Write out every line of the material as it stands, apart from the pictures.

┌─ DATASET ROWS

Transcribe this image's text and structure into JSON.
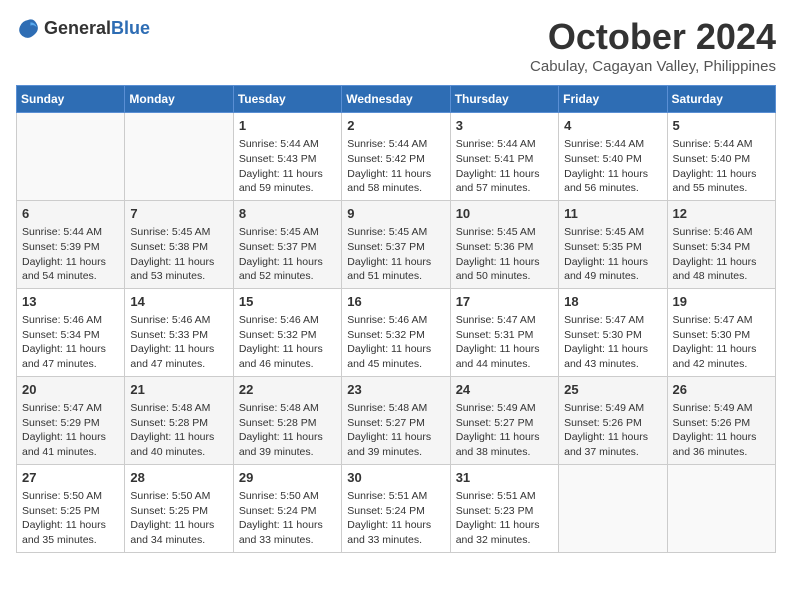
{
  "logo": {
    "text_general": "General",
    "text_blue": "Blue"
  },
  "title": "October 2024",
  "location": "Cabulay, Cagayan Valley, Philippines",
  "days_of_week": [
    "Sunday",
    "Monday",
    "Tuesday",
    "Wednesday",
    "Thursday",
    "Friday",
    "Saturday"
  ],
  "weeks": [
    [
      {
        "day": null
      },
      {
        "day": null
      },
      {
        "day": 1,
        "sunrise": "5:44 AM",
        "sunset": "5:43 PM",
        "daylight": "11 hours and 59 minutes."
      },
      {
        "day": 2,
        "sunrise": "5:44 AM",
        "sunset": "5:42 PM",
        "daylight": "11 hours and 58 minutes."
      },
      {
        "day": 3,
        "sunrise": "5:44 AM",
        "sunset": "5:41 PM",
        "daylight": "11 hours and 57 minutes."
      },
      {
        "day": 4,
        "sunrise": "5:44 AM",
        "sunset": "5:40 PM",
        "daylight": "11 hours and 56 minutes."
      },
      {
        "day": 5,
        "sunrise": "5:44 AM",
        "sunset": "5:40 PM",
        "daylight": "11 hours and 55 minutes."
      }
    ],
    [
      {
        "day": 6,
        "sunrise": "5:44 AM",
        "sunset": "5:39 PM",
        "daylight": "11 hours and 54 minutes."
      },
      {
        "day": 7,
        "sunrise": "5:45 AM",
        "sunset": "5:38 PM",
        "daylight": "11 hours and 53 minutes."
      },
      {
        "day": 8,
        "sunrise": "5:45 AM",
        "sunset": "5:37 PM",
        "daylight": "11 hours and 52 minutes."
      },
      {
        "day": 9,
        "sunrise": "5:45 AM",
        "sunset": "5:37 PM",
        "daylight": "11 hours and 51 minutes."
      },
      {
        "day": 10,
        "sunrise": "5:45 AM",
        "sunset": "5:36 PM",
        "daylight": "11 hours and 50 minutes."
      },
      {
        "day": 11,
        "sunrise": "5:45 AM",
        "sunset": "5:35 PM",
        "daylight": "11 hours and 49 minutes."
      },
      {
        "day": 12,
        "sunrise": "5:46 AM",
        "sunset": "5:34 PM",
        "daylight": "11 hours and 48 minutes."
      }
    ],
    [
      {
        "day": 13,
        "sunrise": "5:46 AM",
        "sunset": "5:34 PM",
        "daylight": "11 hours and 47 minutes."
      },
      {
        "day": 14,
        "sunrise": "5:46 AM",
        "sunset": "5:33 PM",
        "daylight": "11 hours and 47 minutes."
      },
      {
        "day": 15,
        "sunrise": "5:46 AM",
        "sunset": "5:32 PM",
        "daylight": "11 hours and 46 minutes."
      },
      {
        "day": 16,
        "sunrise": "5:46 AM",
        "sunset": "5:32 PM",
        "daylight": "11 hours and 45 minutes."
      },
      {
        "day": 17,
        "sunrise": "5:47 AM",
        "sunset": "5:31 PM",
        "daylight": "11 hours and 44 minutes."
      },
      {
        "day": 18,
        "sunrise": "5:47 AM",
        "sunset": "5:30 PM",
        "daylight": "11 hours and 43 minutes."
      },
      {
        "day": 19,
        "sunrise": "5:47 AM",
        "sunset": "5:30 PM",
        "daylight": "11 hours and 42 minutes."
      }
    ],
    [
      {
        "day": 20,
        "sunrise": "5:47 AM",
        "sunset": "5:29 PM",
        "daylight": "11 hours and 41 minutes."
      },
      {
        "day": 21,
        "sunrise": "5:48 AM",
        "sunset": "5:28 PM",
        "daylight": "11 hours and 40 minutes."
      },
      {
        "day": 22,
        "sunrise": "5:48 AM",
        "sunset": "5:28 PM",
        "daylight": "11 hours and 39 minutes."
      },
      {
        "day": 23,
        "sunrise": "5:48 AM",
        "sunset": "5:27 PM",
        "daylight": "11 hours and 39 minutes."
      },
      {
        "day": 24,
        "sunrise": "5:49 AM",
        "sunset": "5:27 PM",
        "daylight": "11 hours and 38 minutes."
      },
      {
        "day": 25,
        "sunrise": "5:49 AM",
        "sunset": "5:26 PM",
        "daylight": "11 hours and 37 minutes."
      },
      {
        "day": 26,
        "sunrise": "5:49 AM",
        "sunset": "5:26 PM",
        "daylight": "11 hours and 36 minutes."
      }
    ],
    [
      {
        "day": 27,
        "sunrise": "5:50 AM",
        "sunset": "5:25 PM",
        "daylight": "11 hours and 35 minutes."
      },
      {
        "day": 28,
        "sunrise": "5:50 AM",
        "sunset": "5:25 PM",
        "daylight": "11 hours and 34 minutes."
      },
      {
        "day": 29,
        "sunrise": "5:50 AM",
        "sunset": "5:24 PM",
        "daylight": "11 hours and 33 minutes."
      },
      {
        "day": 30,
        "sunrise": "5:51 AM",
        "sunset": "5:24 PM",
        "daylight": "11 hours and 33 minutes."
      },
      {
        "day": 31,
        "sunrise": "5:51 AM",
        "sunset": "5:23 PM",
        "daylight": "11 hours and 32 minutes."
      },
      {
        "day": null
      },
      {
        "day": null
      }
    ]
  ]
}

└─

** THE COMPLETED TASK **
Transcribe this image's text and structure into JSON.
{
  "logo": {
    "text_general": "General",
    "text_blue": "Blue"
  },
  "title": "October 2024",
  "location": "Cabulay, Cagayan Valley, Philippines",
  "days_of_week": [
    "Sunday",
    "Monday",
    "Tuesday",
    "Wednesday",
    "Thursday",
    "Friday",
    "Saturday"
  ],
  "weeks": [
    [
      {
        "day": null
      },
      {
        "day": null
      },
      {
        "day": 1,
        "sunrise": "5:44 AM",
        "sunset": "5:43 PM",
        "daylight": "11 hours and 59 minutes."
      },
      {
        "day": 2,
        "sunrise": "5:44 AM",
        "sunset": "5:42 PM",
        "daylight": "11 hours and 58 minutes."
      },
      {
        "day": 3,
        "sunrise": "5:44 AM",
        "sunset": "5:41 PM",
        "daylight": "11 hours and 57 minutes."
      },
      {
        "day": 4,
        "sunrise": "5:44 AM",
        "sunset": "5:40 PM",
        "daylight": "11 hours and 56 minutes."
      },
      {
        "day": 5,
        "sunrise": "5:44 AM",
        "sunset": "5:40 PM",
        "daylight": "11 hours and 55 minutes."
      }
    ],
    [
      {
        "day": 6,
        "sunrise": "5:44 AM",
        "sunset": "5:39 PM",
        "daylight": "11 hours and 54 minutes."
      },
      {
        "day": 7,
        "sunrise": "5:45 AM",
        "sunset": "5:38 PM",
        "daylight": "11 hours and 53 minutes."
      },
      {
        "day": 8,
        "sunrise": "5:45 AM",
        "sunset": "5:37 PM",
        "daylight": "11 hours and 52 minutes."
      },
      {
        "day": 9,
        "sunrise": "5:45 AM",
        "sunset": "5:37 PM",
        "daylight": "11 hours and 51 minutes."
      },
      {
        "day": 10,
        "sunrise": "5:45 AM",
        "sunset": "5:36 PM",
        "daylight": "11 hours and 50 minutes."
      },
      {
        "day": 11,
        "sunrise": "5:45 AM",
        "sunset": "5:35 PM",
        "daylight": "11 hours and 49 minutes."
      },
      {
        "day": 12,
        "sunrise": "5:46 AM",
        "sunset": "5:34 PM",
        "daylight": "11 hours and 48 minutes."
      }
    ],
    [
      {
        "day": 13,
        "sunrise": "5:46 AM",
        "sunset": "5:34 PM",
        "daylight": "11 hours and 47 minutes."
      },
      {
        "day": 14,
        "sunrise": "5:46 AM",
        "sunset": "5:33 PM",
        "daylight": "11 hours and 47 minutes."
      },
      {
        "day": 15,
        "sunrise": "5:46 AM",
        "sunset": "5:32 PM",
        "daylight": "11 hours and 46 minutes."
      },
      {
        "day": 16,
        "sunrise": "5:46 AM",
        "sunset": "5:32 PM",
        "daylight": "11 hours and 45 minutes."
      },
      {
        "day": 17,
        "sunrise": "5:47 AM",
        "sunset": "5:31 PM",
        "daylight": "11 hours and 44 minutes."
      },
      {
        "day": 18,
        "sunrise": "5:47 AM",
        "sunset": "5:30 PM",
        "daylight": "11 hours and 43 minutes."
      },
      {
        "day": 19,
        "sunrise": "5:47 AM",
        "sunset": "5:30 PM",
        "daylight": "11 hours and 42 minutes."
      }
    ],
    [
      {
        "day": 20,
        "sunrise": "5:47 AM",
        "sunset": "5:29 PM",
        "daylight": "11 hours and 41 minutes."
      },
      {
        "day": 21,
        "sunrise": "5:48 AM",
        "sunset": "5:28 PM",
        "daylight": "11 hours and 40 minutes."
      },
      {
        "day": 22,
        "sunrise": "5:48 AM",
        "sunset": "5:28 PM",
        "daylight": "11 hours and 39 minutes."
      },
      {
        "day": 23,
        "sunrise": "5:48 AM",
        "sunset": "5:27 PM",
        "daylight": "11 hours and 39 minutes."
      },
      {
        "day": 24,
        "sunrise": "5:49 AM",
        "sunset": "5:27 PM",
        "daylight": "11 hours and 38 minutes."
      },
      {
        "day": 25,
        "sunrise": "5:49 AM",
        "sunset": "5:26 PM",
        "daylight": "11 hours and 37 minutes."
      },
      {
        "day": 26,
        "sunrise": "5:49 AM",
        "sunset": "5:26 PM",
        "daylight": "11 hours and 36 minutes."
      }
    ],
    [
      {
        "day": 27,
        "sunrise": "5:50 AM",
        "sunset": "5:25 PM",
        "daylight": "11 hours and 35 minutes."
      },
      {
        "day": 28,
        "sunrise": "5:50 AM",
        "sunset": "5:25 PM",
        "daylight": "11 hours and 34 minutes."
      },
      {
        "day": 29,
        "sunrise": "5:50 AM",
        "sunset": "5:24 PM",
        "daylight": "11 hours and 33 minutes."
      },
      {
        "day": 30,
        "sunrise": "5:51 AM",
        "sunset": "5:24 PM",
        "daylight": "11 hours and 33 minutes."
      },
      {
        "day": 31,
        "sunrise": "5:51 AM",
        "sunset": "5:23 PM",
        "daylight": "11 hours and 32 minutes."
      },
      {
        "day": null
      },
      {
        "day": null
      }
    ]
  ]
}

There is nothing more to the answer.